**Exercise directions**
Determine the number of lines that contain the word "animals", then state that number and nothing more.

**Data for this exercise**
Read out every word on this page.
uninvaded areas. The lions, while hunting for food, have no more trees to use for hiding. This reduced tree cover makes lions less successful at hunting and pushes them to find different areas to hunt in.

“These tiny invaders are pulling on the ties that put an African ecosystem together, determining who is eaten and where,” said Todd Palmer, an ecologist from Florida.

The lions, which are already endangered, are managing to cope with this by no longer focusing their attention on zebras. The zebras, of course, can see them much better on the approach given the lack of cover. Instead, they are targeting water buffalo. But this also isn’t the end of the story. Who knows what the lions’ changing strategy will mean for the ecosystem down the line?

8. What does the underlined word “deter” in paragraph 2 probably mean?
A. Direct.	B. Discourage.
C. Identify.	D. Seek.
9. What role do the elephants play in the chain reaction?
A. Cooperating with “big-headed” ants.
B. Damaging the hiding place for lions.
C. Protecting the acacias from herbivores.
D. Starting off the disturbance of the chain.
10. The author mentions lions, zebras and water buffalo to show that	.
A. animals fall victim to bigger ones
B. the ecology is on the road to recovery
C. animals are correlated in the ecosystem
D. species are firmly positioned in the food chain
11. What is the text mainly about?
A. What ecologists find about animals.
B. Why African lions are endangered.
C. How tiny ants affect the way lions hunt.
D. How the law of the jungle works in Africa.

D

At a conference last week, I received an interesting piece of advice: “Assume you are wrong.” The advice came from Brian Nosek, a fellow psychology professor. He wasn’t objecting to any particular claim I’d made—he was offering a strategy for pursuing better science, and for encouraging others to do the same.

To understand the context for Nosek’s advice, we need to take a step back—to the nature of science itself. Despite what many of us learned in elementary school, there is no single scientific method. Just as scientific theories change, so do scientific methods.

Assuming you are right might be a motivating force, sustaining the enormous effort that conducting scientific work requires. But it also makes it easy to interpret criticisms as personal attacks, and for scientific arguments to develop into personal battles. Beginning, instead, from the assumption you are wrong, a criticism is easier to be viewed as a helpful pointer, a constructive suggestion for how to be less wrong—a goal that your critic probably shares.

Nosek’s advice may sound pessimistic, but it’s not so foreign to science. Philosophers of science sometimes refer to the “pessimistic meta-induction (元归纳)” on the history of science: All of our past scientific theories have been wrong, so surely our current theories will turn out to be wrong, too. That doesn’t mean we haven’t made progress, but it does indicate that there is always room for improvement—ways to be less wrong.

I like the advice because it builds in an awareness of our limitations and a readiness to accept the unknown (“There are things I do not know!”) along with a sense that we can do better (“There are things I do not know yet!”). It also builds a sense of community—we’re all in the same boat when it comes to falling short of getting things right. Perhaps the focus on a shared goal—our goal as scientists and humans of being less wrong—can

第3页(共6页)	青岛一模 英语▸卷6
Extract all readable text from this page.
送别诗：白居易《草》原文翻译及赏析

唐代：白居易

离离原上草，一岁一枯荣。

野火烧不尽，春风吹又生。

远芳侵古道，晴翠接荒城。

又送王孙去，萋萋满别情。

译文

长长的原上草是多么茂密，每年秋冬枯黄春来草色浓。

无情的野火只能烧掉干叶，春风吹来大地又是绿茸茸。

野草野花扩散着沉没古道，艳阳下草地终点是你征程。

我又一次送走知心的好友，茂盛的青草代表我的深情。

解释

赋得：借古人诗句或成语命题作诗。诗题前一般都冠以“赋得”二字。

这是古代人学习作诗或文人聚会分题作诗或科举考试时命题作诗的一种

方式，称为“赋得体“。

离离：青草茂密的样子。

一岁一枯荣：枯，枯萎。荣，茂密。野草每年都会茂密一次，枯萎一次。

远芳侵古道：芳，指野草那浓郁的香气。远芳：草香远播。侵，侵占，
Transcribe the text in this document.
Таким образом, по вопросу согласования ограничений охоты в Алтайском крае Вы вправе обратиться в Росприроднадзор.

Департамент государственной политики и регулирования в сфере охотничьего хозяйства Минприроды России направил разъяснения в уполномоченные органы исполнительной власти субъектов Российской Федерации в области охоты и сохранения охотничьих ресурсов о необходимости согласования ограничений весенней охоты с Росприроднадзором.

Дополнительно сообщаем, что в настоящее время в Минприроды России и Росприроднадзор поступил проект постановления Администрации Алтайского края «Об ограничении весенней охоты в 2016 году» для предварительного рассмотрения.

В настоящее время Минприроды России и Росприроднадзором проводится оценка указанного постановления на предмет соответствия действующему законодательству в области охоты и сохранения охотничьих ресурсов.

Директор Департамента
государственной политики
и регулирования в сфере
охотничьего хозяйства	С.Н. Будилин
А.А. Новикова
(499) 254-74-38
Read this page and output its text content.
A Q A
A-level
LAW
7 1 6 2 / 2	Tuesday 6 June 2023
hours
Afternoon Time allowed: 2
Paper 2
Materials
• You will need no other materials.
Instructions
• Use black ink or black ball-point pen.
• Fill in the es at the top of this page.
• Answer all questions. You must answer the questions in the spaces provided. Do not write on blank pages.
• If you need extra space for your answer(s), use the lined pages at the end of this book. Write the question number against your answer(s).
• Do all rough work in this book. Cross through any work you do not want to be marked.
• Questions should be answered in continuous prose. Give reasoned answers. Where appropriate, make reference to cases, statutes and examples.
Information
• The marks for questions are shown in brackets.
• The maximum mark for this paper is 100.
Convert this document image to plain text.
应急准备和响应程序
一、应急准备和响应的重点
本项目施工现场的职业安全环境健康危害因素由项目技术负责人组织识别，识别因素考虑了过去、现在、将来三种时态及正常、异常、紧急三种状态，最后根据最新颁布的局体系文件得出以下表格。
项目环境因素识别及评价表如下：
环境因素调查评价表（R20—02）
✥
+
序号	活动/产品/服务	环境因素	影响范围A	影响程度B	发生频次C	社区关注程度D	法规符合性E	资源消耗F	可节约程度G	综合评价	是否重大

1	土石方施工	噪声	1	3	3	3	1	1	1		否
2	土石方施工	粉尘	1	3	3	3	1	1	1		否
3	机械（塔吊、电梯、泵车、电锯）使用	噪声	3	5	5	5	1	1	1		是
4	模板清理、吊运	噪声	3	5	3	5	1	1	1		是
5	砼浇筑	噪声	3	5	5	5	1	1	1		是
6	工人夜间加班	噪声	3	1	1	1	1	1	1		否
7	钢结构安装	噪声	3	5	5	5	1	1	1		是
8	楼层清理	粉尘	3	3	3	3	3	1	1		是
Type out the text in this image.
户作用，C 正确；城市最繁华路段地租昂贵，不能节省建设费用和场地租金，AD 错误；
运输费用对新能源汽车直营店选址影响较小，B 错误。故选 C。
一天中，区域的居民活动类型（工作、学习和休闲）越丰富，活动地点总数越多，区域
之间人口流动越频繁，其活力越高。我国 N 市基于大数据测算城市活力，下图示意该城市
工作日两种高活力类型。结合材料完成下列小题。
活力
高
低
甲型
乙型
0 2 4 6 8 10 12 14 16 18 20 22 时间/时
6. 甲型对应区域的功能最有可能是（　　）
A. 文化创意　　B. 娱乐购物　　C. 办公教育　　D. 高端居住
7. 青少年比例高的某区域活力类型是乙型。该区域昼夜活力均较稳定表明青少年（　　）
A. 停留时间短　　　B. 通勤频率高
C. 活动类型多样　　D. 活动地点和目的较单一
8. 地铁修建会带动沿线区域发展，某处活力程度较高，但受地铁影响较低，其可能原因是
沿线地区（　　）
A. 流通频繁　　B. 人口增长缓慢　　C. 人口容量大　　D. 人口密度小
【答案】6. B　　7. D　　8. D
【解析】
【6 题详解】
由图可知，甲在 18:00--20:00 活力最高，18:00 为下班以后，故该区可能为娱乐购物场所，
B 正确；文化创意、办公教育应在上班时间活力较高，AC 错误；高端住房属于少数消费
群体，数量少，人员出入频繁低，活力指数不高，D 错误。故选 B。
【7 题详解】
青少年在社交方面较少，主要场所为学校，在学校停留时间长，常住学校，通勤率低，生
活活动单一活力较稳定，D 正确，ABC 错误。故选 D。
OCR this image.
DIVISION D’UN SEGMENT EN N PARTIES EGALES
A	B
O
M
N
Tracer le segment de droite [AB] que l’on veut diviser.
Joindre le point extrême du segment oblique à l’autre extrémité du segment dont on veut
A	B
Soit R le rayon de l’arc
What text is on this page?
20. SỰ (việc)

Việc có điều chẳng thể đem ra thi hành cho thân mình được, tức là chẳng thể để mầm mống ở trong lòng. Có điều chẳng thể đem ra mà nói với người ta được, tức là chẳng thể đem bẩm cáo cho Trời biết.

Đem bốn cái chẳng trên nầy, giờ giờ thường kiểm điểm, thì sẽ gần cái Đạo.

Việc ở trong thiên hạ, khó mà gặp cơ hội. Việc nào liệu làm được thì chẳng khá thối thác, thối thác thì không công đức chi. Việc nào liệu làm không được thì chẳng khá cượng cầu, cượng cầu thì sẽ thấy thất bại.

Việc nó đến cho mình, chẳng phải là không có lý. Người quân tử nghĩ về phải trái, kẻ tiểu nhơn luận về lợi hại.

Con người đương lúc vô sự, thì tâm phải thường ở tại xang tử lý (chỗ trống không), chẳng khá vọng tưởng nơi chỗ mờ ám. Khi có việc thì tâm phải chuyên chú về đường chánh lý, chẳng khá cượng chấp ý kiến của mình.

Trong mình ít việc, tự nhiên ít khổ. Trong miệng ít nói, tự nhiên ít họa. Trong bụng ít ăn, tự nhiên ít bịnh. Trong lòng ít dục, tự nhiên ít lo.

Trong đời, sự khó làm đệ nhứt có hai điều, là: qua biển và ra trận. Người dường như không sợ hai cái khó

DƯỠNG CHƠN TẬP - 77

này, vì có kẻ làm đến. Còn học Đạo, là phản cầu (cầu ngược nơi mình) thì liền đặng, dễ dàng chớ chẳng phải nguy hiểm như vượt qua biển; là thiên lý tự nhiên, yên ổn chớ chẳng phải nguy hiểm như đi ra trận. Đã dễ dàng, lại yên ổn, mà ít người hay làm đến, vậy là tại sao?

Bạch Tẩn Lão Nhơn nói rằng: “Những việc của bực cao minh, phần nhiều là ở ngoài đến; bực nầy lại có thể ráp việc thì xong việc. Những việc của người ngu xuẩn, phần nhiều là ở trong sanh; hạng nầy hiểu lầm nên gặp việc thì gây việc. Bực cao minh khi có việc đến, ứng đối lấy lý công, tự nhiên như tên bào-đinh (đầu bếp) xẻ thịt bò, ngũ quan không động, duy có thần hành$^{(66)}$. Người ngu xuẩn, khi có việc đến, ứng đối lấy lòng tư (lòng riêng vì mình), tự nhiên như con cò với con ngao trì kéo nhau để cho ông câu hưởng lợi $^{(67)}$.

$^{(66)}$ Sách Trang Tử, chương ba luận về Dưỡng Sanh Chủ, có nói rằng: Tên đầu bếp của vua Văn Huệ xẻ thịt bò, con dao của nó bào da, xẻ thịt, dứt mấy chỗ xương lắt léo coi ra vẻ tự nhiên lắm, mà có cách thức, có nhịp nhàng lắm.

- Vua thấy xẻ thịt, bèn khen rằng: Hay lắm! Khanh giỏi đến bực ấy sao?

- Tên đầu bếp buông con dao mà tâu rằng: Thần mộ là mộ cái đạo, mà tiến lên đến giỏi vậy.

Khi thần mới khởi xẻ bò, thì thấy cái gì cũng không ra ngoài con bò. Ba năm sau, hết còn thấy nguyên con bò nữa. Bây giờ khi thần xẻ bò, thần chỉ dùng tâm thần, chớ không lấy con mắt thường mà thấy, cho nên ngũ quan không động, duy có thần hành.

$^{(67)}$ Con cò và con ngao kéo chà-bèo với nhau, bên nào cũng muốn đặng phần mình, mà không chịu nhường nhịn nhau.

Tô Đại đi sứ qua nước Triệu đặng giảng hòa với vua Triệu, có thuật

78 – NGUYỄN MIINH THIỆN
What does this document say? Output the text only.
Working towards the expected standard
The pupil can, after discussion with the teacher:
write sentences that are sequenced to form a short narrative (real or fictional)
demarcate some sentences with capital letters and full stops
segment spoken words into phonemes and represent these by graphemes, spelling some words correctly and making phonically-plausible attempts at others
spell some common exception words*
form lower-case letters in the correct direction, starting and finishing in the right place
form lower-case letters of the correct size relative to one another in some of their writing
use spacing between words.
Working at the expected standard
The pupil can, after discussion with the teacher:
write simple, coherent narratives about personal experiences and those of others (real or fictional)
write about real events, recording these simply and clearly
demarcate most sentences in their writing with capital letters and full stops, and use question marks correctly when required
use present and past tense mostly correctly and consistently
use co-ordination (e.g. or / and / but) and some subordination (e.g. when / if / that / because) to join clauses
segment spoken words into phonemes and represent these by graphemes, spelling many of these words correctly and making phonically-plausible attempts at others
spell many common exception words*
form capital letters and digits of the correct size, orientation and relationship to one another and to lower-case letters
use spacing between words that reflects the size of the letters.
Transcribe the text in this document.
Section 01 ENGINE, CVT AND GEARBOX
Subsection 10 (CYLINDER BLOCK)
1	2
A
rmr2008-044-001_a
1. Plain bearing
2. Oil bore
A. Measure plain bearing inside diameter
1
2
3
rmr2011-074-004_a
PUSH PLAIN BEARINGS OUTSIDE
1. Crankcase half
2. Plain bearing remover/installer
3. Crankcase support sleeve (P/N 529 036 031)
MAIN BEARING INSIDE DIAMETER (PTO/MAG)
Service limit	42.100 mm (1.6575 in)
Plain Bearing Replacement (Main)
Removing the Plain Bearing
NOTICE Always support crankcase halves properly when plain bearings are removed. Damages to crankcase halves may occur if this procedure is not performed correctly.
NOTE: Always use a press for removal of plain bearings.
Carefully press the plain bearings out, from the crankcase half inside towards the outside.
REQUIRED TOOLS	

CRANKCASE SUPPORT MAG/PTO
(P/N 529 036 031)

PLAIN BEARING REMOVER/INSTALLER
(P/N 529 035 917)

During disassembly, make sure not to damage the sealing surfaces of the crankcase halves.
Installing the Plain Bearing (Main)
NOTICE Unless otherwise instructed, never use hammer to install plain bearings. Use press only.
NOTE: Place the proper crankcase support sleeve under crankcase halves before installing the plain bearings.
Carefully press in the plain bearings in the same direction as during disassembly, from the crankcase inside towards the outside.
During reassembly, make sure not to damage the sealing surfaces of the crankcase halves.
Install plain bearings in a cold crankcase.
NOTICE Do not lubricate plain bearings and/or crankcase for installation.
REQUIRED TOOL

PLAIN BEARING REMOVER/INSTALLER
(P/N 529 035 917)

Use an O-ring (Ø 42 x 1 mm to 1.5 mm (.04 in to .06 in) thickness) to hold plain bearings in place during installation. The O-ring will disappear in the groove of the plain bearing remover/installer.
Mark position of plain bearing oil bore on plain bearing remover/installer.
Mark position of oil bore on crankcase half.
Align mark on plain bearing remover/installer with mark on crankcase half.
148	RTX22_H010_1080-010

**Written solution**
3